◆ AIM OF THE TASK
Write the next part of the forum thread about buying DVLA registration plates that begin with "TT", picking up right after its last line.

# DVLA (UK) Plates - TT NN XXX



## simmouk (Jul 22, 2012)

My latest purchase - a set of "cherished" (!?) plates beginning with the letters "TT". I was lucky enough to combine my nickname in it aswell for 399. :-*

I'm sure it has been mentioned before but thought I'd post it anyway so if anyone else UK-based is interested, the DVLA have plates starting with TT starting at the base price of 250 if you want a bit of fun. ( http://dvlaregistrations.direct.gov.uk/ ) The only proviso is you can't order plates with a year after the year your vehicle was manufactured.

Audi missed a trick IMO - they could have offerred every new car with plates starting "TT".


----------



## naughts4187 (Apr 26, 2013)

What on earth are you on about... :?


----------



## powerplay (Feb 8, 2008)

Nickname? But there's only 3 letters :roll:


----------



## wja96 (Mar 4, 2010)

COK?


----------



## Ridgmont61 (Dec 6, 2011)

I bought one for my wife's car from DVLA, a very easy process, cheap compared to others and it hides the age of the car.


----------



## simmouk (Jul 22, 2012)

naughts4187 said:


> What on earth are you on about...


Seriously?



powerplay said:


> Nickname? But there's only 3 letters :roll:


Preceded by two numbers  Although actually 3 letters is enough for some nicknames anyway surely? Gaz, Baz, Daz lol



wja96 said:


> COK?


If that's a chat-up line, it's not working. Sorry.



Ridgmont61 said:


> I bought one for my wife's car from DVLA, a very easy process, cheap compared to others and it hides the age of the car


Actually that is why I was there in the first place. Have an 09 car on an 08 plate but hadn't realised at that point you could only buy a number issued in a year prior to the year of maufacture on your car. But yeah, the process was simple. Having them made up today.


----------



## Demessiah (Jan 27, 2009)

WOW!!! You can buy a number plate from DVLA! OMG! Amazing post! Audi certainly did miss a trick here, if they had put TT number plates im sure they would have sold 10x more! OMG! [smiley=vulcan.gif]


----------



## Russ713 (Feb 13, 2013)

◆ MATERIAL PROVIDED
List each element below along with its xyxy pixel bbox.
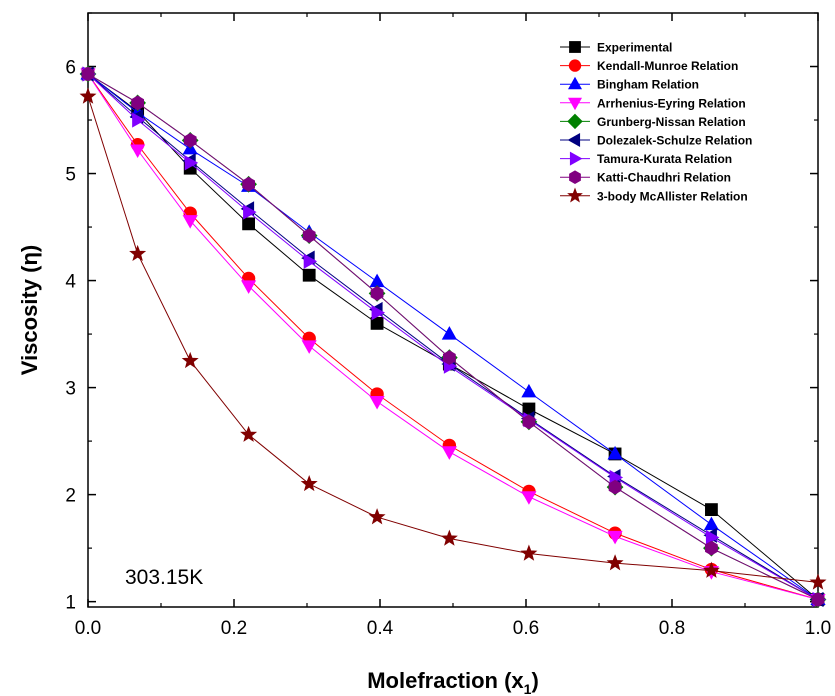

◆ RESULT
simmouk said:


> Audi missed a trick IMO - they could have offerred every new car with plates starting "TT".


my Mrs new A1 soon to be delivered gonna look really cool then :lol:


----------



## Hodgster (Jun 26, 2011)

naughts4187 said:


> What on earth are you on about... :?


Pretty self explanatory and why the rage from others?? (oh, I see you are a Leeds fan.....got it)


----------



## BarrieB (Aug 24, 2011)

Hodgster said:


> naughts4187 said:
> 
> 
> > What on earth are you on about... :?
> ...


Ditto, Hodgster.


----------



## simmouk (Jul 22, 2012)

With apologies to the nice ones, there are some seriousy unpleasant people on this forum.


----------



## Demessiah (Jan 27, 2009)

And some seriously boring ones [smiley=sleeping.gif]


----------



## wja96 (Mar 4, 2010)

Seriously, what has this got to do with Mk II? Fine if you want to post in Off Topic etc. but does it really warrant a thread?

You bought some vanity plates and obviously felt the need to fill up the Internet a bit more.


----------



## simmouk (Jul 22, 2012)

wja96 said:


> Seriously, what has this got to do with Mk II? Fine if you want to post in Off Topic etc. but does it really warrant a thread?
> 
> You bought some vanity plates and obviously felt the need to fill up the Internet a bit more.


So why not just post politely that I was in the wrong place? I'm new here and I assumed, having a MK2 this was the place to post. I didn't realise you couldn't post about this stuff either - I just thought some people might like the idea of having TT plates on a TT. I didn't realise that those that didn't would object to threads like this.

I'll admit I was naive. I wasn't expecting to be insulted on an Audi forum.


----------



## neilc (Aug 8, 2011)

I suggest a mod move this thread to off topic and that we also leave the guy alone , anyone can post what they want as long as it's in the correct section.

But interestingly enough I am considering a TT plate for my car :lol:


----------



## simmouk (Jul 22, 2012)

neilc said:


> I suggest a mod move this thread to off topic


Good call. I'll report it.



neilc said:


> But interestingly enough I am considering a TT plate for my car :lol:


Yeah just a bit of fun really and pretty cheap (compared to some Audi-related things!)


----------



## Gazzer (Jun 12, 2010)

Simmouk, a lot of the guys have TT related plates on here and fair dinkum m8 for posting your enthusiasme over the subject. Ignore the missucs on here


----------



## Pugwash69 (Jun 12, 2012)

Those plates are of no use to me. I would need one such as A111 TTR. Luckily I have an X plate, so most of the prefix alphabet is open to me.


----------



## Chris Woods (May 12, 2013)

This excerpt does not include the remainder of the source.